━━━━━ Source material ━━━━━
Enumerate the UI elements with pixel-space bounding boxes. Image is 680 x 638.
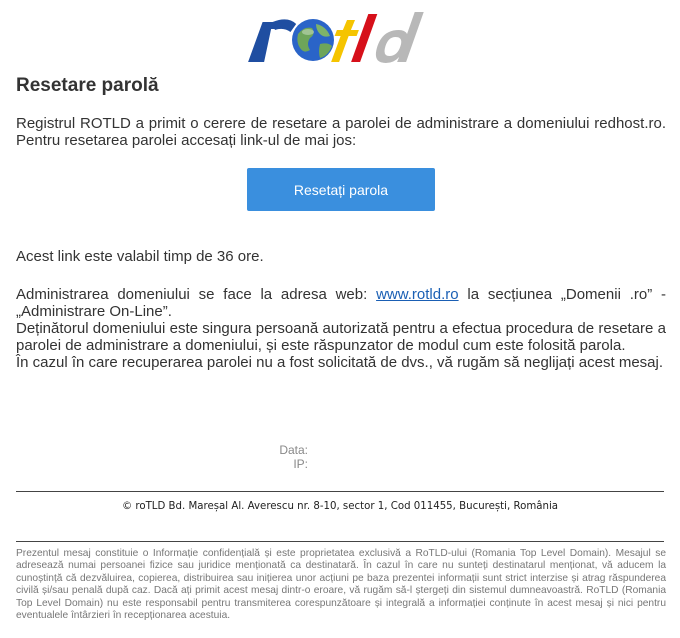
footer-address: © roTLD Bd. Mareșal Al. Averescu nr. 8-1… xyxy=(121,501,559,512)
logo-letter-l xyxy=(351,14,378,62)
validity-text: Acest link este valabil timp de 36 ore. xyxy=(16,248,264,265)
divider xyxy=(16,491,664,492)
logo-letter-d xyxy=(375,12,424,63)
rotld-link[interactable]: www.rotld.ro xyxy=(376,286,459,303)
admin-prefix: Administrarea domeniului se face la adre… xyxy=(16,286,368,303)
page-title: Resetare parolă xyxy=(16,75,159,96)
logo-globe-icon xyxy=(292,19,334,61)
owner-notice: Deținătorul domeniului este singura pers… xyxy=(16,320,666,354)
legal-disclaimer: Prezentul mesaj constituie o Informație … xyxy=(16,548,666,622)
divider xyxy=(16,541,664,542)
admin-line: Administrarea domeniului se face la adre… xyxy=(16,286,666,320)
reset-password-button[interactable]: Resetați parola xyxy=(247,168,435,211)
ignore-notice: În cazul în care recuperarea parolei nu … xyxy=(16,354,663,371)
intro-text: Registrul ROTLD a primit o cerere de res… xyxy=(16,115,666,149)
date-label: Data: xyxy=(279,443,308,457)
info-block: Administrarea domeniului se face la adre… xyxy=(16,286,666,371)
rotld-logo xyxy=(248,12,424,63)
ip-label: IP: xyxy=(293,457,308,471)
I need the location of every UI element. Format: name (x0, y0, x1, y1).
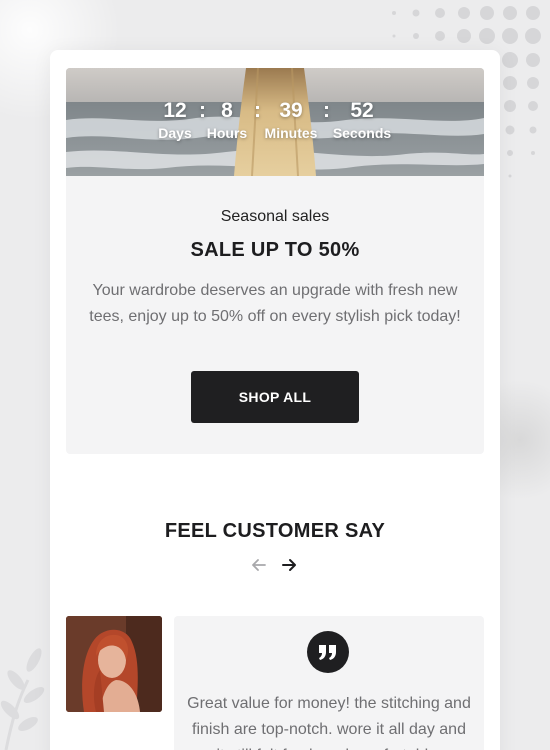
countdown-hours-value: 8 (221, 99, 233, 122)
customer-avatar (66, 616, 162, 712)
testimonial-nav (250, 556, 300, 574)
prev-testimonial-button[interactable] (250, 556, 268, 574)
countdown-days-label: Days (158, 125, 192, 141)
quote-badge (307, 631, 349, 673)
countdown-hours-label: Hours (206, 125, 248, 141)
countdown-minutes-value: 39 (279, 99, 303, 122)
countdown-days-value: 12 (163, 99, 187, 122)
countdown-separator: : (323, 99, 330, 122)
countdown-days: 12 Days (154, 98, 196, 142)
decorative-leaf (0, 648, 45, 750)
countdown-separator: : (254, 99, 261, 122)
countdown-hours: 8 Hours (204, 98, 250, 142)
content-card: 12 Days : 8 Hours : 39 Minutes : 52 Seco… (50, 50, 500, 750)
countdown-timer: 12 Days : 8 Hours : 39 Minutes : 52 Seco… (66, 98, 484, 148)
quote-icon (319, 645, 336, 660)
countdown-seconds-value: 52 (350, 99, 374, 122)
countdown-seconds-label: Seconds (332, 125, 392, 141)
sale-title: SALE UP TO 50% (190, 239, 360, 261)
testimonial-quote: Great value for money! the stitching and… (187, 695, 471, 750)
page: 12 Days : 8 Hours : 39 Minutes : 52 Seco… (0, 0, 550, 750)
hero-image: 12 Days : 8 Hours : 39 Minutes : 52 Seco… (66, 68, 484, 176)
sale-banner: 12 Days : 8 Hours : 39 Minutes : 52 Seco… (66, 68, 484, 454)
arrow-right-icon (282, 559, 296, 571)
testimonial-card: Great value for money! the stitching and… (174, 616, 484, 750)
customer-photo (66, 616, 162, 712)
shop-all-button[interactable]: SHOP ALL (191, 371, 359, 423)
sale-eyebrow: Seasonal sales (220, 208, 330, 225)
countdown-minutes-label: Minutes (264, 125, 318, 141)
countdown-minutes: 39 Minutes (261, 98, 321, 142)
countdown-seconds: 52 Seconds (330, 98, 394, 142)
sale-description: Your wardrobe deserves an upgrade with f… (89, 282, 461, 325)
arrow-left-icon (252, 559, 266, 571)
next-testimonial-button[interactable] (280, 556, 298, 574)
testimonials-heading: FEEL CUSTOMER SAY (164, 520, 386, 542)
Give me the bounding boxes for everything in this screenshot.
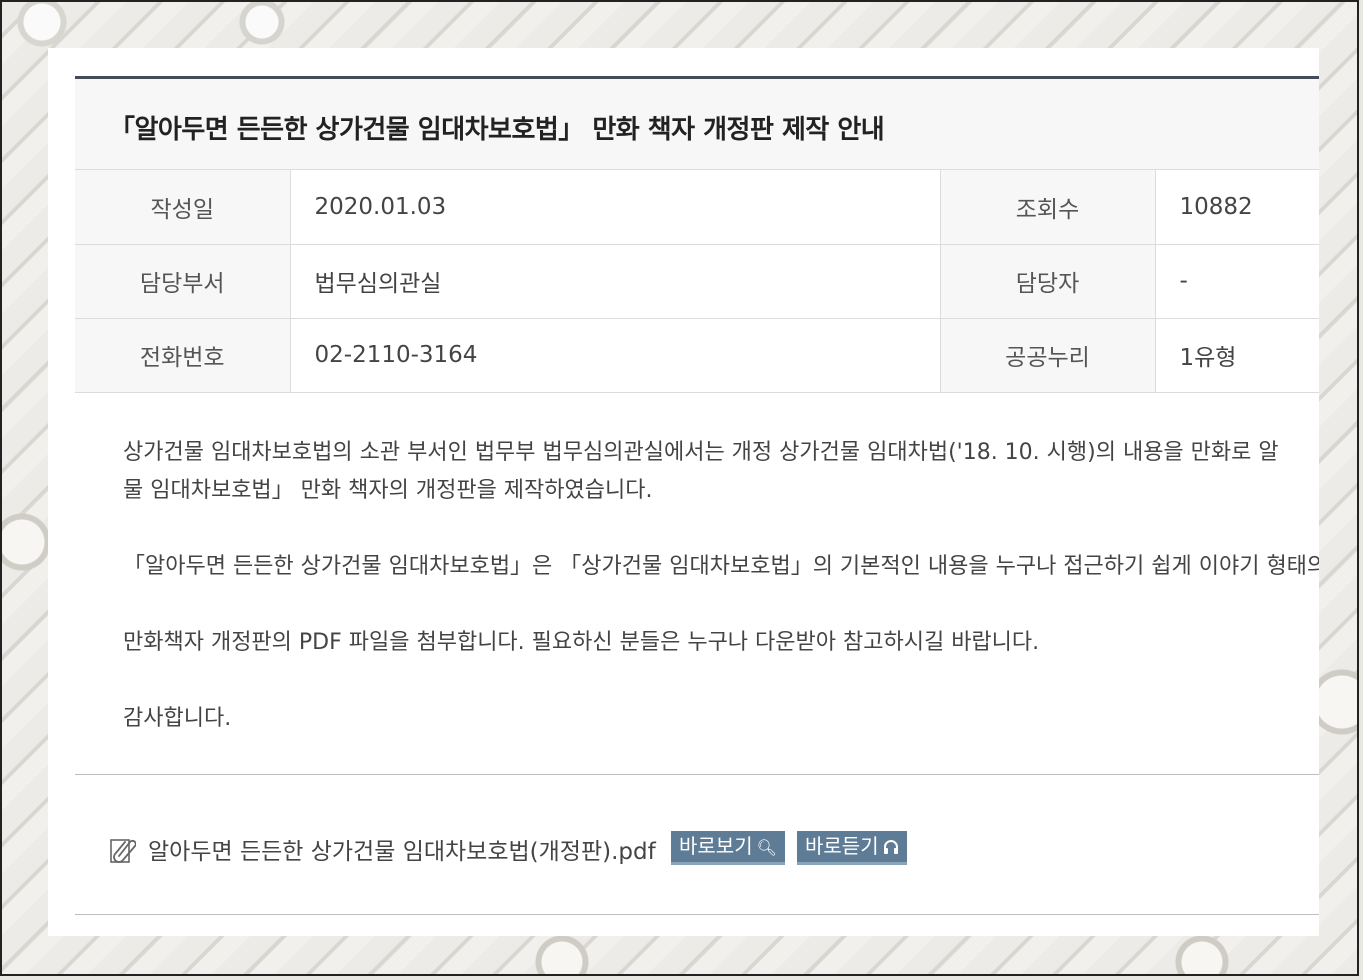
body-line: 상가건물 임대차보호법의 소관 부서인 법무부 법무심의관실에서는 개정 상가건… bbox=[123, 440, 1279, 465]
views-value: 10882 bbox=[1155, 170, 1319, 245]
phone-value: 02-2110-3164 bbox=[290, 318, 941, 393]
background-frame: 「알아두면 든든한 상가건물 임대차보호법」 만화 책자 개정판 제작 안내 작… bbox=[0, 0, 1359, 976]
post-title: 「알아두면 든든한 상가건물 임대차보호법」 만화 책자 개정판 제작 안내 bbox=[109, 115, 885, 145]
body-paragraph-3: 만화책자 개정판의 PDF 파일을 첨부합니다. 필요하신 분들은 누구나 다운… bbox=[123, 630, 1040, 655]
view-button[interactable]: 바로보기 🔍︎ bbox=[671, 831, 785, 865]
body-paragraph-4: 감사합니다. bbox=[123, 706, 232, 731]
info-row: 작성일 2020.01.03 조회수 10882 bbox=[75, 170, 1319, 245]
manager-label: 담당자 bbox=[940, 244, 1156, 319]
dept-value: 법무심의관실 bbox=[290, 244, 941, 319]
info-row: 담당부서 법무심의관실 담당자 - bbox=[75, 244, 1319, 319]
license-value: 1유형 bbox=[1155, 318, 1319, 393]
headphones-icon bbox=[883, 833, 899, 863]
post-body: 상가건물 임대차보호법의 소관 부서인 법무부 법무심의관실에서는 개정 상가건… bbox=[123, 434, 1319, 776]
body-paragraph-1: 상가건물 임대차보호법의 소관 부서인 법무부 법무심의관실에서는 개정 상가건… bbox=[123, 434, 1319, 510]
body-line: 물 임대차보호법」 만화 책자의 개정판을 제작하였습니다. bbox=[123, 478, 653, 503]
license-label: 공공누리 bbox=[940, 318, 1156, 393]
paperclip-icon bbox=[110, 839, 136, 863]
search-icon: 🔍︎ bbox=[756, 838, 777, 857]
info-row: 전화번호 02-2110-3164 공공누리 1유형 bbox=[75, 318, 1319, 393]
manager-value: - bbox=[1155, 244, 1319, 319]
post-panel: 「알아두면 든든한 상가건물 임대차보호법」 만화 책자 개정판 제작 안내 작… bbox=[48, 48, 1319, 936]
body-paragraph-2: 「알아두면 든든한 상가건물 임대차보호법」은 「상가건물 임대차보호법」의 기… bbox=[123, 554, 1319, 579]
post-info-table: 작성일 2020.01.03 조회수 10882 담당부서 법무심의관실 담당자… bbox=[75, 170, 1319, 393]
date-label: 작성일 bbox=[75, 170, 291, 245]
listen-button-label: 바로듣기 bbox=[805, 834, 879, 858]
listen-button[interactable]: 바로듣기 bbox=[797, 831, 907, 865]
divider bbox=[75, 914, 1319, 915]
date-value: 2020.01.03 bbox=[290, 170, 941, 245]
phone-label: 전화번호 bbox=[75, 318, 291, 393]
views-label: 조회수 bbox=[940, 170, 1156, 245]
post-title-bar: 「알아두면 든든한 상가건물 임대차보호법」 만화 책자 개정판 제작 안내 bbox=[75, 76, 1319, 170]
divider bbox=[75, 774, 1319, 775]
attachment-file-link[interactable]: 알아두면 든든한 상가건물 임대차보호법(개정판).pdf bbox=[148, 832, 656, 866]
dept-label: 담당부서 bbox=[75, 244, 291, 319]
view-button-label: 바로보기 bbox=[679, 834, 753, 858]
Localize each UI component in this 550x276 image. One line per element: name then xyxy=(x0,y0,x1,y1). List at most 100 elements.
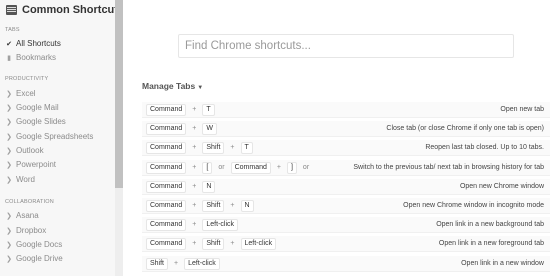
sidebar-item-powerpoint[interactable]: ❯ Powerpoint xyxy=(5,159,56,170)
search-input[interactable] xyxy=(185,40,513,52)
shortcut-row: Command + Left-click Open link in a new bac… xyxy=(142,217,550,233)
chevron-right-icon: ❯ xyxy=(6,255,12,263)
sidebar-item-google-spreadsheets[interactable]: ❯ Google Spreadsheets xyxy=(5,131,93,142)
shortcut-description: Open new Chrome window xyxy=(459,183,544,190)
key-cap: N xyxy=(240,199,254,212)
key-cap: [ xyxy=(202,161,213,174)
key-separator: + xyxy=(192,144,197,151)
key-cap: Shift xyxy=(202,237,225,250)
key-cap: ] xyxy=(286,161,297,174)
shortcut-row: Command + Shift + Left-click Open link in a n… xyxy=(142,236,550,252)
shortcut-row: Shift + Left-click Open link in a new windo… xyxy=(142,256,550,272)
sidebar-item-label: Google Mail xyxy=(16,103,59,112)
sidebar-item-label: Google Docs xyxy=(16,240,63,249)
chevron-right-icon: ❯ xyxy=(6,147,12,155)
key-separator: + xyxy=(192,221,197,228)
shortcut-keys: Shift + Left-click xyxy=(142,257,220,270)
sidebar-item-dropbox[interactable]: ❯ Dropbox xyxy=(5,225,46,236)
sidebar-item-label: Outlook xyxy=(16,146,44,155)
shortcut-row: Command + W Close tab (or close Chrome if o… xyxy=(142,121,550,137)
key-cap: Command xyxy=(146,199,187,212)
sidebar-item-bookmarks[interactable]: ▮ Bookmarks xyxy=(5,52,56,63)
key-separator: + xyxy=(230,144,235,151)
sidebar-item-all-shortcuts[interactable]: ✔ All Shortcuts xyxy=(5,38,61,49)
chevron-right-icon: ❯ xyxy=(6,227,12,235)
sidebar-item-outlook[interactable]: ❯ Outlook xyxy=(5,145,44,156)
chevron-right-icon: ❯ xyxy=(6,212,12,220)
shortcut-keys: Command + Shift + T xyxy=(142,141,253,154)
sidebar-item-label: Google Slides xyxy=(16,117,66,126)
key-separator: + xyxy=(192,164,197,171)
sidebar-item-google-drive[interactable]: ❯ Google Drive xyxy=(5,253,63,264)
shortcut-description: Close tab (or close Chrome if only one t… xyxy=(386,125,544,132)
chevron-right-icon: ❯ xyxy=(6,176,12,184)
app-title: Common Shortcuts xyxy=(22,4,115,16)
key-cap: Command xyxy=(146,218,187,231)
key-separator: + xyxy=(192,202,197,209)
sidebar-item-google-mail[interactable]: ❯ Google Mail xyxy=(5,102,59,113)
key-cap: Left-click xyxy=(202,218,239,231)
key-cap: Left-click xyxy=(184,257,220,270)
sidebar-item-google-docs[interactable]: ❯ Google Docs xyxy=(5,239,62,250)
━━━━━
#### [Stated task]
Render the lines from the one containing "footer-address: © roTLD" through the one containing "I need the location", both included, as a numbered list, leaving out any blank lines.

#### [Solved exercise]
1. footer-address: © roTLD Bd. Mareșal Al. Averescu nr. 8-1… xyxy=(121,501,559,512)
2. logo-letter-l xyxy=(351,14,378,62)
3. validity-text: Acest link este valabil timp de 36 ore. xyxy=(16,248,264,265)
4. divider xyxy=(16,491,664,492)
5. logo-letter-d xyxy=(375,12,424,63)
6. rotld-link[interactable]: www.rotld.ro xyxy=(376,286,459,303)
7. admin-prefix: Administrarea domeniului se face la adre… xyxy=(16,286,368,303)
8. page-title: Resetare parolă xyxy=(16,75,159,96)
9. logo-globe-icon xyxy=(292,19,334,61)
10. owner-notice: Deținătorul domeniului este singura pers… xyxy=(16,320,666,354)
11. legal-disclaimer: Prezentul mesaj constituie o Informație … xyxy=(16,548,666,622)
12. divider xyxy=(16,541,664,542)
13. admin-line: Administrarea domeniului se face la adre… xyxy=(16,286,666,320)
14. reset-password-button[interactable]: Resetați parola xyxy=(247,168,435,211)
15. ignore-notice: În cazul în care recuperarea parolei nu … xyxy=(16,354,663,371)
16. intro-text: Registrul ROTLD a primit o cerere de res… xyxy=(16,115,666,149)
17. date-label: Data: xyxy=(279,443,308,457)
18. info-block: Administrarea domeniului se face la adre… xyxy=(16,286,666,371)
19. rotld-logo xyxy=(248,12,424,63)
20. ip-label: IP: xyxy=(293,457,308,471)
21. I need the location of every UI element. Format: name (x0, y0, x1, y1).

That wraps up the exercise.